══ Given entries

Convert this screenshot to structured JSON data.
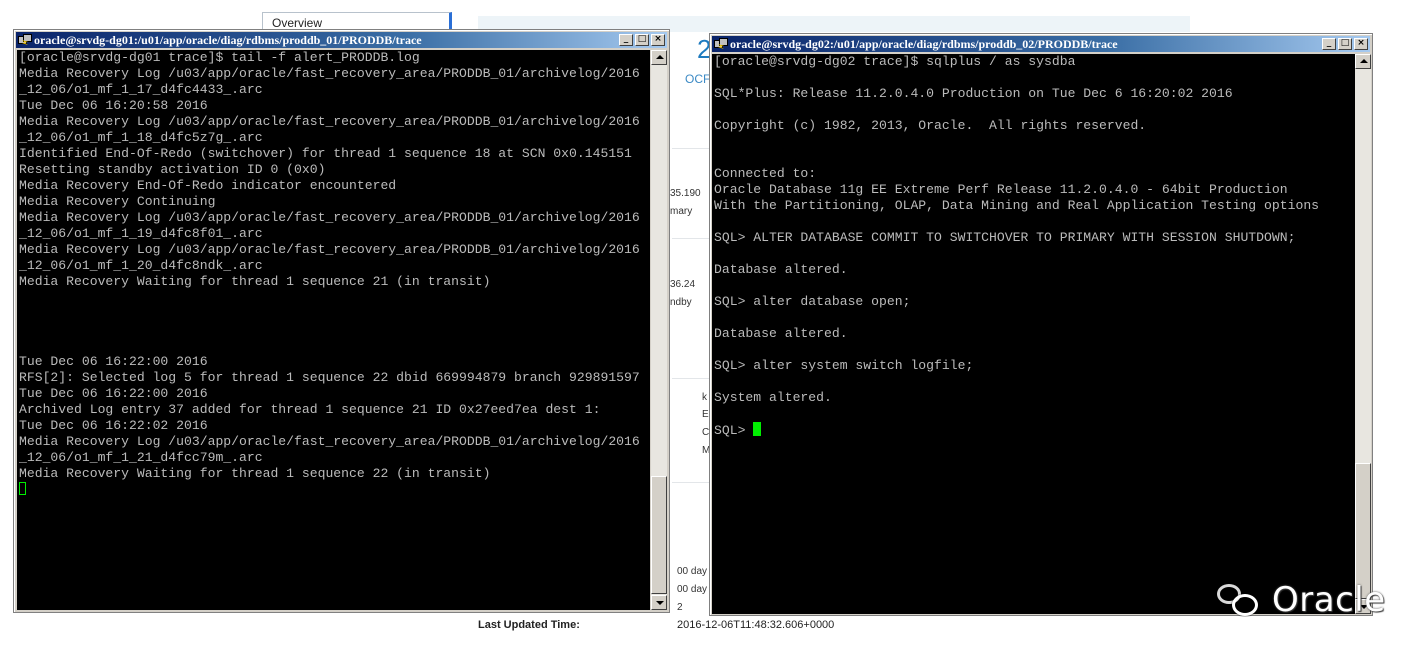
{
  "background": {
    "tab_label": "Overview",
    "big_number": "2",
    "ocp_label": "OCF",
    "fragments": [
      "35.190",
      "mary",
      "36.24",
      "ndby",
      "k",
      "E",
      "C",
      "M",
      "00 day",
      "00 day",
      "2"
    ],
    "last_updated_label": "Last Updated Time:",
    "last_updated_value": "2016-12-06T11:48:32.606+0000"
  },
  "window1": {
    "title": "oracle@srvdg-dg01:/u01/app/oracle/diag/rdbms/proddb_01/PRODDB/trace",
    "controls": [
      "_",
      "□",
      "×"
    ],
    "lines": [
      "[oracle@srvdg-dg01 trace]$ tail -f alert_PRODDB.log",
      "Media Recovery Log /u03/app/oracle/fast_recovery_area/PRODDB_01/archivelog/2016",
      "_12_06/o1_mf_1_17_d4fc4433_.arc",
      "Tue Dec 06 16:20:58 2016",
      "Media Recovery Log /u03/app/oracle/fast_recovery_area/PRODDB_01/archivelog/2016",
      "_12_06/o1_mf_1_18_d4fc5z7g_.arc",
      "Identified End-Of-Redo (switchover) for thread 1 sequence 18 at SCN 0x0.145151",
      "Resetting standby activation ID 0 (0x0)",
      "Media Recovery End-Of-Redo indicator encountered",
      "Media Recovery Continuing",
      "Media Recovery Log /u03/app/oracle/fast_recovery_area/PRODDB_01/archivelog/2016",
      "_12_06/o1_mf_1_19_d4fc8f01_.arc",
      "Media Recovery Log /u03/app/oracle/fast_recovery_area/PRODDB_01/archivelog/2016",
      "_12_06/o1_mf_1_20_d4fc8ndk_.arc",
      "Media Recovery Waiting for thread 1 sequence 21 (in transit)",
      "",
      "",
      "",
      "",
      "Tue Dec 06 16:22:00 2016",
      "RFS[2]: Selected log 5 for thread 1 sequence 22 dbid 669994879 branch 929891597",
      "Tue Dec 06 16:22:00 2016",
      "Archived Log entry 37 added for thread 1 sequence 21 ID 0x27eed7ea dest 1:",
      "Tue Dec 06 16:22:02 2016",
      "Media Recovery Log /u03/app/oracle/fast_recovery_area/PRODDB_01/archivelog/2016",
      "_12_06/o1_mf_1_21_d4fcc79m_.arc",
      "Media Recovery Waiting for thread 1 sequence 22 (in transit)"
    ]
  },
  "window2": {
    "title": "oracle@srvdg-dg02:/u01/app/oracle/diag/rdbms/proddb_02/PRODDB/trace",
    "controls": [
      "_",
      "□",
      "×"
    ],
    "lines": [
      "[oracle@srvdg-dg02 trace]$ sqlplus / as sysdba",
      "",
      "SQL*Plus: Release 11.2.0.4.0 Production on Tue Dec 6 16:20:02 2016",
      "",
      "Copyright (c) 1982, 2013, Oracle.  All rights reserved.",
      "",
      "",
      "Connected to:",
      "Oracle Database 11g EE Extreme Perf Release 11.2.0.4.0 - 64bit Production",
      "With the Partitioning, OLAP, Data Mining and Real Application Testing options",
      "",
      "SQL> ALTER DATABASE COMMIT TO SWITCHOVER TO PRIMARY WITH SESSION SHUTDOWN;",
      "",
      "Database altered.",
      "",
      "SQL> alter database open;",
      "",
      "Database altered.",
      "",
      "SQL> alter system switch logfile;",
      "",
      "System altered.",
      ""
    ],
    "prompt": "SQL> "
  },
  "watermark": {
    "icon": "wechat-icon",
    "text": "Oracle"
  },
  "colors": {
    "terminal_bg": "#000000",
    "terminal_fg": "#bbbbbb",
    "cursor": "#00ee00",
    "title_active": "#0a246a"
  }
}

════

Description of the task - Copy the material shown above in full and exactly. Skip the pictures.

Correct response -
Convert this screenshot to structured JSON data.
{
  "background": {
    "tab_label": "Overview",
    "big_number": "2",
    "ocp_label": "OCF",
    "fragments": [
      "35.190",
      "mary",
      "36.24",
      "ndby",
      "k",
      "E",
      "C",
      "M",
      "00 day",
      "00 day",
      "2"
    ],
    "last_updated_label": "Last Updated Time:",
    "last_updated_value": "2016-12-06T11:48:32.606+0000"
  },
  "window1": {
    "title": "oracle@srvdg-dg01:/u01/app/oracle/diag/rdbms/proddb_01/PRODDB/trace",
    "controls": [
      "_",
      "□",
      "×"
    ],
    "lines": [
      "[oracle@srvdg-dg01 trace]$ tail -f alert_PRODDB.log",
      "Media Recovery Log /u03/app/oracle/fast_recovery_area/PRODDB_01/archivelog/2016",
      "_12_06/o1_mf_1_17_d4fc4433_.arc",
      "Tue Dec 06 16:20:58 2016",
      "Media Recovery Log /u03/app/oracle/fast_recovery_area/PRODDB_01/archivelog/2016",
      "_12_06/o1_mf_1_18_d4fc5z7g_.arc",
      "Identified End-Of-Redo (switchover) for thread 1 sequence 18 at SCN 0x0.145151",
      "Resetting standby activation ID 0 (0x0)",
      "Media Recovery End-Of-Redo indicator encountered",
      "Media Recovery Continuing",
      "Media Recovery Log /u03/app/oracle/fast_recovery_area/PRODDB_01/archivelog/2016",
      "_12_06/o1_mf_1_19_d4fc8f01_.arc",
      "Media Recovery Log /u03/app/oracle/fast_recovery_area/PRODDB_01/archivelog/2016",
      "_12_06/o1_mf_1_20_d4fc8ndk_.arc",
      "Media Recovery Waiting for thread 1 sequence 21 (in transit)",
      "",
      "",
      "",
      "",
      "Tue Dec 06 16:22:00 2016",
      "RFS[2]: Selected log 5 for thread 1 sequence 22 dbid 669994879 branch 929891597",
      "Tue Dec 06 16:22:00 2016",
      "Archived Log entry 37 added for thread 1 sequence 21 ID 0x27eed7ea dest 1:",
      "Tue Dec 06 16:22:02 2016",
      "Media Recovery Log /u03/app/oracle/fast_recovery_area/PRODDB_01/archivelog/2016",
      "_12_06/o1_mf_1_21_d4fcc79m_.arc",
      "Media Recovery Waiting for thread 1 sequence 22 (in transit)"
    ]
  },
  "window2": {
    "title": "oracle@srvdg-dg02:/u01/app/oracle/diag/rdbms/proddb_02/PRODDB/trace",
    "controls": [
      "_",
      "□",
      "×"
    ],
    "lines": [
      "[oracle@srvdg-dg02 trace]$ sqlplus / as sysdba",
      "",
      "SQL*Plus: Release 11.2.0.4.0 Production on Tue Dec 6 16:20:02 2016",
      "",
      "Copyright (c) 1982, 2013, Oracle.  All rights reserved.",
      "",
      "",
      "Connected to:",
      "Oracle Database 11g EE Extreme Perf Release 11.2.0.4.0 - 64bit Production",
      "With the Partitioning, OLAP, Data Mining and Real Application Testing options",
      "",
      "SQL> ALTER DATABASE COMMIT TO SWITCHOVER TO PRIMARY WITH SESSION SHUTDOWN;",
      "",
      "Database altered.",
      "",
      "SQL> alter database open;",
      "",
      "Database altered.",
      "",
      "SQL> alter system switch logfile;",
      "",
      "System altered.",
      ""
    ],
    "prompt": "SQL> "
  },
  "watermark": {
    "icon": "wechat-icon",
    "text": "Oracle"
  },
  "colors": {
    "terminal_bg": "#000000",
    "terminal_fg": "#bbbbbb",
    "cursor": "#00ee00",
    "title_active": "#0a246a"
  }
}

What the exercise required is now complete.